■ **Given request**:
Identify every line in the records below that contains the word "JSON", and copy each of those lines.

[Start of Recorded data]

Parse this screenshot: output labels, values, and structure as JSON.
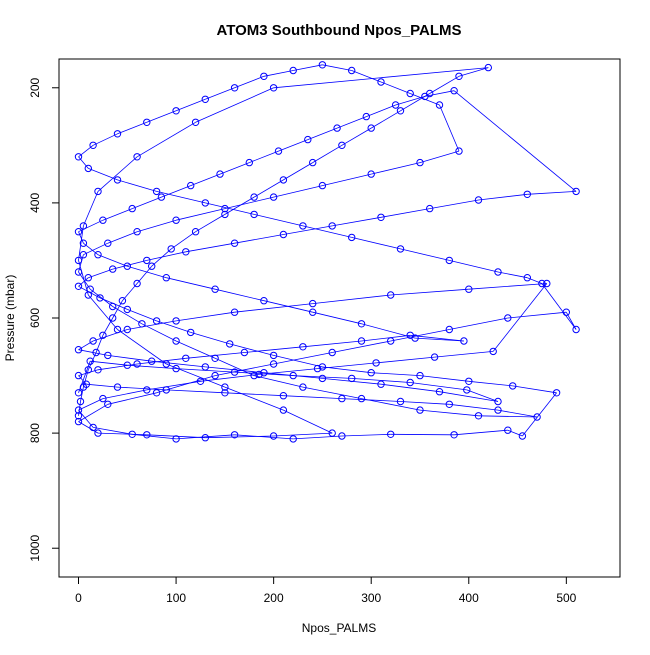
{
  "chart_data": {
    "type": "scatter",
    "title": "ATOM3 Southbound Npos_PALMS",
    "xlabel": "Npos_PALMS",
    "ylabel": "Pressure (mbar)",
    "xlim": [
      -20,
      555
    ],
    "ylim": [
      1050,
      150
    ],
    "y_reversed": true,
    "x_ticks": [
      0,
      100,
      200,
      300,
      400,
      500
    ],
    "y_ticks": [
      200,
      400,
      600,
      800,
      1000
    ],
    "grid": false,
    "legend": "none",
    "color": "#0000ff",
    "marker": "open-circle",
    "connected": true,
    "series": [
      {
        "points": [
          [
            0,
            770
          ],
          [
            2,
            745
          ],
          [
            5,
            720
          ],
          [
            10,
            690
          ],
          [
            18,
            660
          ],
          [
            25,
            630
          ],
          [
            35,
            600
          ],
          [
            45,
            570
          ],
          [
            60,
            540
          ],
          [
            75,
            510
          ],
          [
            95,
            480
          ],
          [
            120,
            450
          ],
          [
            150,
            420
          ],
          [
            180,
            390
          ],
          [
            210,
            360
          ],
          [
            240,
            330
          ],
          [
            270,
            300
          ],
          [
            300,
            270
          ],
          [
            330,
            240
          ],
          [
            360,
            210
          ],
          [
            390,
            180
          ],
          [
            420,
            165
          ],
          [
            200,
            200
          ],
          [
            120,
            260
          ],
          [
            60,
            320
          ],
          [
            20,
            380
          ],
          [
            5,
            440
          ],
          [
            0,
            500
          ],
          [
            10,
            560
          ],
          [
            40,
            620
          ],
          [
            90,
            680
          ],
          [
            150,
            720
          ],
          [
            210,
            760
          ],
          [
            260,
            800
          ],
          [
            200,
            805
          ],
          [
            130,
            808
          ],
          [
            70,
            803
          ],
          [
            20,
            800
          ],
          [
            0,
            780
          ],
          [
            30,
            750
          ],
          [
            80,
            730
          ],
          [
            140,
            700
          ],
          [
            200,
            680
          ],
          [
            260,
            660
          ],
          [
            320,
            640
          ],
          [
            380,
            620
          ],
          [
            440,
            600
          ],
          [
            500,
            590
          ],
          [
            510,
            620
          ],
          [
            475,
            540
          ],
          [
            460,
            530
          ],
          [
            430,
            520
          ],
          [
            380,
            500
          ],
          [
            330,
            480
          ],
          [
            280,
            460
          ],
          [
            230,
            440
          ],
          [
            180,
            420
          ],
          [
            130,
            400
          ],
          [
            80,
            380
          ],
          [
            40,
            360
          ],
          [
            10,
            340
          ],
          [
            0,
            320
          ],
          [
            15,
            300
          ],
          [
            40,
            280
          ],
          [
            70,
            260
          ],
          [
            100,
            240
          ],
          [
            130,
            220
          ],
          [
            160,
            200
          ],
          [
            190,
            180
          ],
          [
            220,
            170
          ],
          [
            250,
            160
          ],
          [
            280,
            170
          ],
          [
            310,
            190
          ],
          [
            340,
            210
          ],
          [
            370,
            230
          ],
          [
            390,
            310
          ],
          [
            350,
            330
          ],
          [
            300,
            350
          ],
          [
            250,
            370
          ],
          [
            200,
            390
          ],
          [
            150,
            410
          ],
          [
            100,
            430
          ],
          [
            60,
            450
          ],
          [
            30,
            470
          ],
          [
            5,
            490
          ],
          [
            0,
            520
          ],
          [
            12,
            550
          ],
          [
            35,
            580
          ],
          [
            65,
            610
          ],
          [
            100,
            640
          ],
          [
            140,
            670
          ],
          [
            180,
            700
          ],
          [
            230,
            720
          ],
          [
            290,
            740
          ],
          [
            350,
            760
          ],
          [
            410,
            770
          ],
          [
            470,
            772
          ],
          [
            430,
            760
          ],
          [
            380,
            750
          ],
          [
            330,
            745
          ],
          [
            270,
            740
          ],
          [
            210,
            735
          ],
          [
            150,
            730
          ],
          [
            90,
            725
          ],
          [
            40,
            720
          ],
          [
            8,
            715
          ],
          [
            0,
            700
          ],
          [
            20,
            690
          ],
          [
            60,
            680
          ],
          [
            110,
            670
          ],
          [
            170,
            660
          ],
          [
            230,
            650
          ],
          [
            290,
            640
          ],
          [
            340,
            630
          ],
          [
            395,
            640
          ],
          [
            345,
            635
          ],
          [
            290,
            610
          ],
          [
            240,
            590
          ],
          [
            190,
            570
          ],
          [
            140,
            550
          ],
          [
            90,
            530
          ],
          [
            50,
            510
          ],
          [
            20,
            490
          ],
          [
            5,
            470
          ],
          [
            0,
            450
          ],
          [
            25,
            430
          ],
          [
            55,
            410
          ],
          [
            85,
            390
          ],
          [
            115,
            370
          ],
          [
            145,
            350
          ],
          [
            175,
            330
          ],
          [
            205,
            310
          ],
          [
            235,
            290
          ],
          [
            265,
            270
          ],
          [
            295,
            250
          ],
          [
            325,
            230
          ],
          [
            355,
            215
          ],
          [
            385,
            205
          ],
          [
            510,
            380
          ],
          [
            460,
            385
          ],
          [
            410,
            395
          ],
          [
            360,
            410
          ],
          [
            310,
            425
          ],
          [
            260,
            440
          ],
          [
            210,
            455
          ],
          [
            160,
            470
          ],
          [
            110,
            485
          ],
          [
            70,
            500
          ],
          [
            35,
            515
          ],
          [
            10,
            530
          ],
          [
            0,
            545
          ],
          [
            22,
            565
          ],
          [
            50,
            585
          ],
          [
            80,
            605
          ],
          [
            115,
            625
          ],
          [
            155,
            645
          ],
          [
            200,
            665
          ],
          [
            250,
            685
          ],
          [
            300,
            695
          ],
          [
            350,
            700
          ],
          [
            400,
            710
          ],
          [
            445,
            718
          ],
          [
            490,
            730
          ],
          [
            455,
            805
          ],
          [
            440,
            795
          ],
          [
            385,
            803
          ],
          [
            320,
            802
          ],
          [
            270,
            805
          ],
          [
            220,
            810
          ],
          [
            160,
            803
          ],
          [
            100,
            810
          ],
          [
            55,
            802
          ],
          [
            15,
            790
          ],
          [
            0,
            760
          ],
          [
            25,
            740
          ],
          [
            70,
            725
          ],
          [
            125,
            710
          ],
          [
            185,
            698
          ],
          [
            245,
            688
          ],
          [
            305,
            678
          ],
          [
            365,
            668
          ],
          [
            425,
            658
          ],
          [
            480,
            540
          ],
          [
            400,
            550
          ],
          [
            320,
            560
          ],
          [
            240,
            575
          ],
          [
            160,
            590
          ],
          [
            100,
            605
          ],
          [
            50,
            620
          ],
          [
            15,
            640
          ],
          [
            0,
            655
          ],
          [
            30,
            665
          ],
          [
            75,
            675
          ],
          [
            130,
            685
          ],
          [
            190,
            695
          ],
          [
            250,
            705
          ],
          [
            310,
            715
          ],
          [
            370,
            728
          ],
          [
            430,
            745
          ],
          [
            398,
            725
          ],
          [
            340,
            712
          ],
          [
            280,
            705
          ],
          [
            220,
            700
          ],
          [
            160,
            694
          ],
          [
            100,
            688
          ],
          [
            50,
            682
          ],
          [
            12,
            675
          ],
          [
            0,
            730
          ]
        ]
      }
    ]
  }
}
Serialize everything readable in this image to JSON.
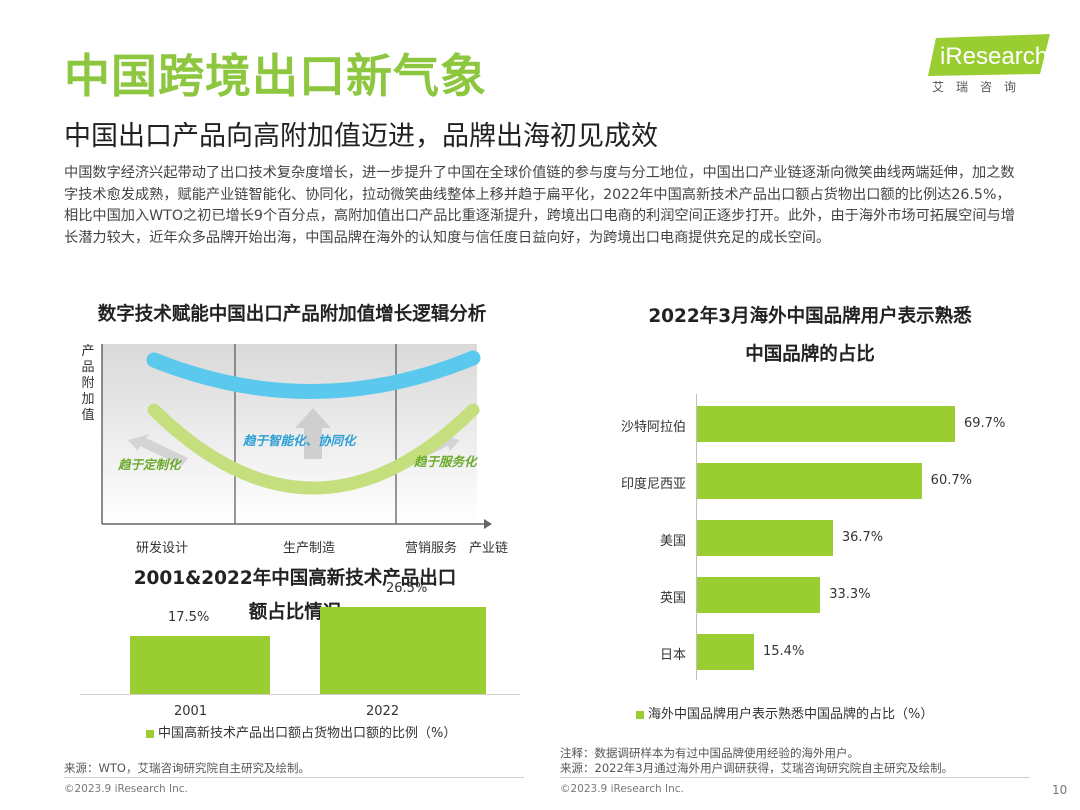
{
  "header": {
    "title": "中国跨境出口新气象",
    "subtitle": "中国出口产品向高附加值迈进，品牌出海初见成效",
    "intro": "中国数字经济兴起带动了出口技术复杂度增长，进一步提升了中国在全球价值链的参与度与分工地位，中国出口产业链逐渐向微笑曲线两端延伸，加之数字技术愈发成熟，赋能产业链智能化、协同化，拉动微笑曲线整体上移并趋于扁平化，2022年中国高新技术产品出口额占货物出口额的比例达26.5%，相比中国加入WTO之初已增长9个百分点，高附加值出口产品比重逐渐提升，跨境出口电商的利润空间正逐步打开。此外，由于海外市场可拓展空间与增长潜力较大，近年众多品牌开始出海，中国品牌在海外的认知度与信任度日益向好，为跨境出口电商提供充足的成长空间。"
  },
  "logo": {
    "brand": "iResearch",
    "sub": "艾瑞咨询"
  },
  "smile_chart": {
    "title": "数字技术赋能中国出口产品附加值增长逻辑分析",
    "y_label": "产品附加值",
    "x_labels": [
      "研发设计",
      "生产制造",
      "营销服务",
      "产业链"
    ],
    "annotations": [
      "趋于定制化",
      "趋于智能化、协同化",
      "趋于服务化"
    ]
  },
  "chart_data": [
    {
      "type": "bar",
      "title": "2001&2022年中国高新技术产品出口额占比情况",
      "title_lines": [
        "2001&2022年中国高新技术产品出口",
        "额占比情况"
      ],
      "categories": [
        "2001",
        "2022"
      ],
      "values": [
        17.5,
        26.5
      ],
      "value_labels": [
        "17.5%",
        "26.5%"
      ],
      "ylim": [
        0,
        30
      ],
      "legend": "中国高新技术产品出口额占货物出口额的比例（%）",
      "legend_position": "bottom"
    },
    {
      "type": "bar",
      "orientation": "horizontal",
      "title": "2022年3月海外中国品牌用户表示熟悉中国品牌的占比",
      "title_lines": [
        "2022年3月海外中国品牌用户表示熟悉",
        "中国品牌的占比"
      ],
      "categories": [
        "沙特阿拉伯",
        "印度尼西亚",
        "美国",
        "英国",
        "日本"
      ],
      "values": [
        69.7,
        60.7,
        36.7,
        33.3,
        15.4
      ],
      "value_labels": [
        "69.7%",
        "60.7%",
        "36.7%",
        "33.3%",
        "15.4%"
      ],
      "xlim": [
        0,
        75
      ],
      "legend": "海外中国品牌用户表示熟悉中国品牌的占比（%）",
      "legend_position": "bottom"
    }
  ],
  "notes": {
    "source_left": "来源：WTO，艾瑞咨询研究院自主研究及绘制。",
    "note_right": "注释：数据调研样本为有过中国品牌使用经验的海外用户。",
    "source_right": "来源：2022年3月通过海外用户调研获得，艾瑞咨询研究院自主研究及绘制。"
  },
  "footer": {
    "copyright_left": "©2023.9 iResearch Inc.",
    "copyright_right": "©2023.9 iResearch Inc.",
    "page_number": "10"
  }
}
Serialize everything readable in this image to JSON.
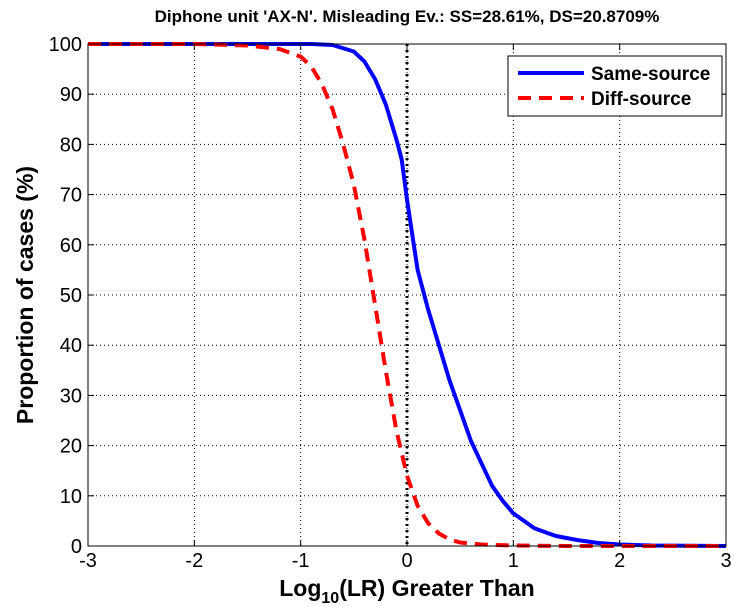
{
  "chart_data": {
    "type": "line",
    "title": "Diphone unit 'AX-N'. Misleading Ev.: SS=28.61%, DS=20.8709%",
    "xlabel_base": "Log",
    "xlabel_sub": "10",
    "xlabel_rest": "(LR) Greater Than",
    "ylabel": "Proportion of cases (%)",
    "xlim": [
      -3,
      3
    ],
    "ylim": [
      0,
      100
    ],
    "xticks": [
      -3,
      -2,
      -1,
      0,
      1,
      2,
      3
    ],
    "yticks": [
      0,
      10,
      20,
      30,
      40,
      50,
      60,
      70,
      80,
      90,
      100
    ],
    "xtick_labels": [
      "-3",
      "-2",
      "-1",
      "0",
      "1",
      "2",
      "3"
    ],
    "ytick_labels": [
      "0",
      "10",
      "20",
      "30",
      "40",
      "50",
      "60",
      "70",
      "80",
      "90",
      "100"
    ],
    "grid": true,
    "legend_position": "top-right",
    "reference_line_x": 0,
    "series": [
      {
        "name": "Same-source",
        "color": "#0000ff",
        "style": "solid",
        "x": [
          -3,
          -1.5,
          -0.9,
          -0.7,
          -0.5,
          -0.4,
          -0.3,
          -0.2,
          -0.1,
          -0.05,
          0,
          0.05,
          0.1,
          0.2,
          0.3,
          0.4,
          0.5,
          0.6,
          0.7,
          0.8,
          0.9,
          1.0,
          1.1,
          1.2,
          1.4,
          1.6,
          1.8,
          2.0,
          2.3,
          3
        ],
        "y": [
          100,
          100,
          100,
          99.8,
          98.5,
          96.5,
          93,
          88,
          81,
          77,
          69,
          62,
          55,
          47,
          40,
          33,
          27,
          21,
          16.5,
          12,
          9,
          6.5,
          5,
          3.5,
          2,
          1.2,
          0.6,
          0.3,
          0.1,
          0
        ]
      },
      {
        "name": "Diff-source",
        "color": "#ff0000",
        "style": "dashed",
        "x": [
          -3,
          -2,
          -1.5,
          -1.2,
          -1.0,
          -0.9,
          -0.8,
          -0.7,
          -0.6,
          -0.5,
          -0.4,
          -0.3,
          -0.2,
          -0.1,
          0,
          0.1,
          0.2,
          0.3,
          0.4,
          0.5,
          0.7,
          1.0,
          1.5,
          3
        ],
        "y": [
          100,
          100,
          99.7,
          99,
          97.5,
          95.5,
          92,
          87,
          80,
          72,
          61,
          48,
          35,
          23,
          14,
          8,
          4.5,
          2.5,
          1.3,
          0.7,
          0.3,
          0.1,
          0,
          0
        ]
      }
    ]
  }
}
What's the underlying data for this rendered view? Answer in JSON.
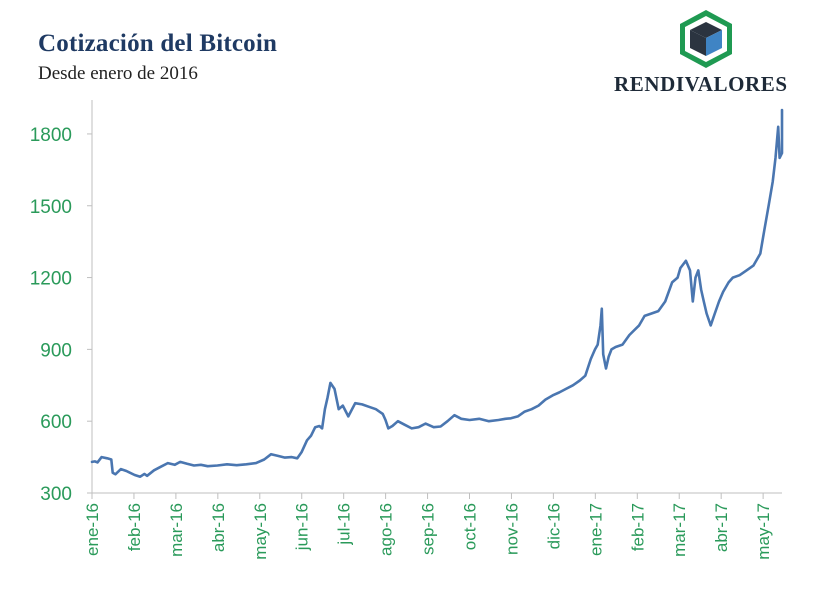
{
  "header": {
    "title": "Cotización del Bitcoin",
    "subtitle": "Desde enero de 2016",
    "logo_text": "RENDIVALORES"
  },
  "colors": {
    "line": "#4a76b0",
    "tick_text": "#2a9a5a",
    "title": "#1f3a63",
    "logo_green": "#1f9a52",
    "logo_dark": "#2b3440",
    "logo_blue": "#3f84c4"
  },
  "chart_data": {
    "type": "line",
    "title": "Cotización del Bitcoin",
    "subtitle": "Desde enero de 2016",
    "xlabel": "",
    "ylabel": "",
    "ylim": [
      300,
      1900
    ],
    "yticks": [
      300,
      600,
      900,
      1200,
      1500,
      1800
    ],
    "x_tick_labels": [
      "ene-16",
      "feb-16",
      "mar-16",
      "abr-16",
      "may-16",
      "jun-16",
      "jul-16",
      "ago-16",
      "sep-16",
      "oct-16",
      "nov-16",
      "dic-16",
      "ene-17",
      "feb-17",
      "mar-17",
      "abr-17",
      "may-17"
    ],
    "grid": false,
    "series": [
      {
        "x": [
          "2016-01-01",
          "2016-01-03",
          "2016-01-05",
          "2016-01-08",
          "2016-01-12",
          "2016-01-15",
          "2016-01-16",
          "2016-01-18",
          "2016-01-22",
          "2016-01-26",
          "2016-02-01",
          "2016-02-05",
          "2016-02-08",
          "2016-02-10",
          "2016-02-15",
          "2016-02-20",
          "2016-02-25",
          "2016-03-01",
          "2016-03-05",
          "2016-03-10",
          "2016-03-15",
          "2016-03-20",
          "2016-03-25",
          "2016-04-01",
          "2016-04-08",
          "2016-04-15",
          "2016-04-22",
          "2016-04-29",
          "2016-05-05",
          "2016-05-10",
          "2016-05-15",
          "2016-05-20",
          "2016-05-25",
          "2016-05-29",
          "2016-06-01",
          "2016-06-05",
          "2016-06-08",
          "2016-06-11",
          "2016-06-14",
          "2016-06-16",
          "2016-06-18",
          "2016-06-20",
          "2016-06-22",
          "2016-06-25",
          "2016-06-28",
          "2016-07-01",
          "2016-07-05",
          "2016-07-10",
          "2016-07-15",
          "2016-07-20",
          "2016-07-25",
          "2016-07-30",
          "2016-08-01",
          "2016-08-03",
          "2016-08-06",
          "2016-08-10",
          "2016-08-15",
          "2016-08-20",
          "2016-08-25",
          "2016-08-30",
          "2016-09-05",
          "2016-09-10",
          "2016-09-15",
          "2016-09-20",
          "2016-09-25",
          "2016-10-01",
          "2016-10-08",
          "2016-10-15",
          "2016-10-22",
          "2016-10-27",
          "2016-10-31",
          "2016-11-05",
          "2016-11-10",
          "2016-11-15",
          "2016-11-20",
          "2016-11-25",
          "2016-12-01",
          "2016-12-05",
          "2016-12-10",
          "2016-12-15",
          "2016-12-20",
          "2016-12-24",
          "2016-12-28",
          "2016-12-31",
          "2017-01-02",
          "2017-01-04",
          "2017-01-05",
          "2017-01-06",
          "2017-01-08",
          "2017-01-10",
          "2017-01-12",
          "2017-01-15",
          "2017-01-20",
          "2017-01-25",
          "2017-02-01",
          "2017-02-05",
          "2017-02-10",
          "2017-02-15",
          "2017-02-20",
          "2017-02-25",
          "2017-03-01",
          "2017-03-03",
          "2017-03-07",
          "2017-03-10",
          "2017-03-12",
          "2017-03-14",
          "2017-03-16",
          "2017-03-18",
          "2017-03-20",
          "2017-03-22",
          "2017-03-25",
          "2017-03-28",
          "2017-03-31",
          "2017-04-03",
          "2017-04-07",
          "2017-04-10",
          "2017-04-15",
          "2017-04-20",
          "2017-04-25",
          "2017-04-30",
          "2017-05-03",
          "2017-05-06",
          "2017-05-09",
          "2017-05-11",
          "2017-05-13",
          "2017-05-14",
          "2017-05-16",
          "2017-05-18",
          "2017-05-20",
          "2017-05-22"
        ],
        "values": [
          430,
          432,
          428,
          450,
          445,
          440,
          385,
          378,
          400,
          392,
          375,
          368,
          380,
          372,
          395,
          410,
          425,
          418,
          430,
          422,
          415,
          418,
          412,
          415,
          420,
          416,
          420,
          425,
          440,
          462,
          455,
          448,
          450,
          445,
          470,
          520,
          540,
          575,
          580,
          570,
          650,
          700,
          760,
          735,
          650,
          665,
          620,
          675,
          670,
          660,
          650,
          630,
          605,
          570,
          580,
          600,
          585,
          570,
          575,
          590,
          575,
          578,
          600,
          625,
          610,
          605,
          610,
          600,
          605,
          610,
          612,
          620,
          640,
          650,
          665,
          690,
          710,
          720,
          735,
          750,
          770,
          790,
          860,
          900,
          920,
          1000,
          1070,
          880,
          820,
          870,
          900,
          910,
          920,
          960,
          1000,
          1040,
          1050,
          1060,
          1100,
          1180,
          1200,
          1240,
          1270,
          1230,
          1100,
          1200,
          1230,
          1150,
          1100,
          1050,
          1000,
          1050,
          1100,
          1140,
          1180,
          1200,
          1210,
          1230,
          1250,
          1300,
          1400,
          1500,
          1600,
          1700,
          1830,
          1700,
          1720,
          1750,
          1850,
          1900
        ]
      }
    ]
  }
}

[End of Recorded data]

■ **Task output**:
Parse this screenshot: output labels, values, and structure as JSON.
Serialize everything readable in this image to JSON.
Serialize everything readable in this image to JSON.
What's the underlying data for this rendered view? Answer in JSON.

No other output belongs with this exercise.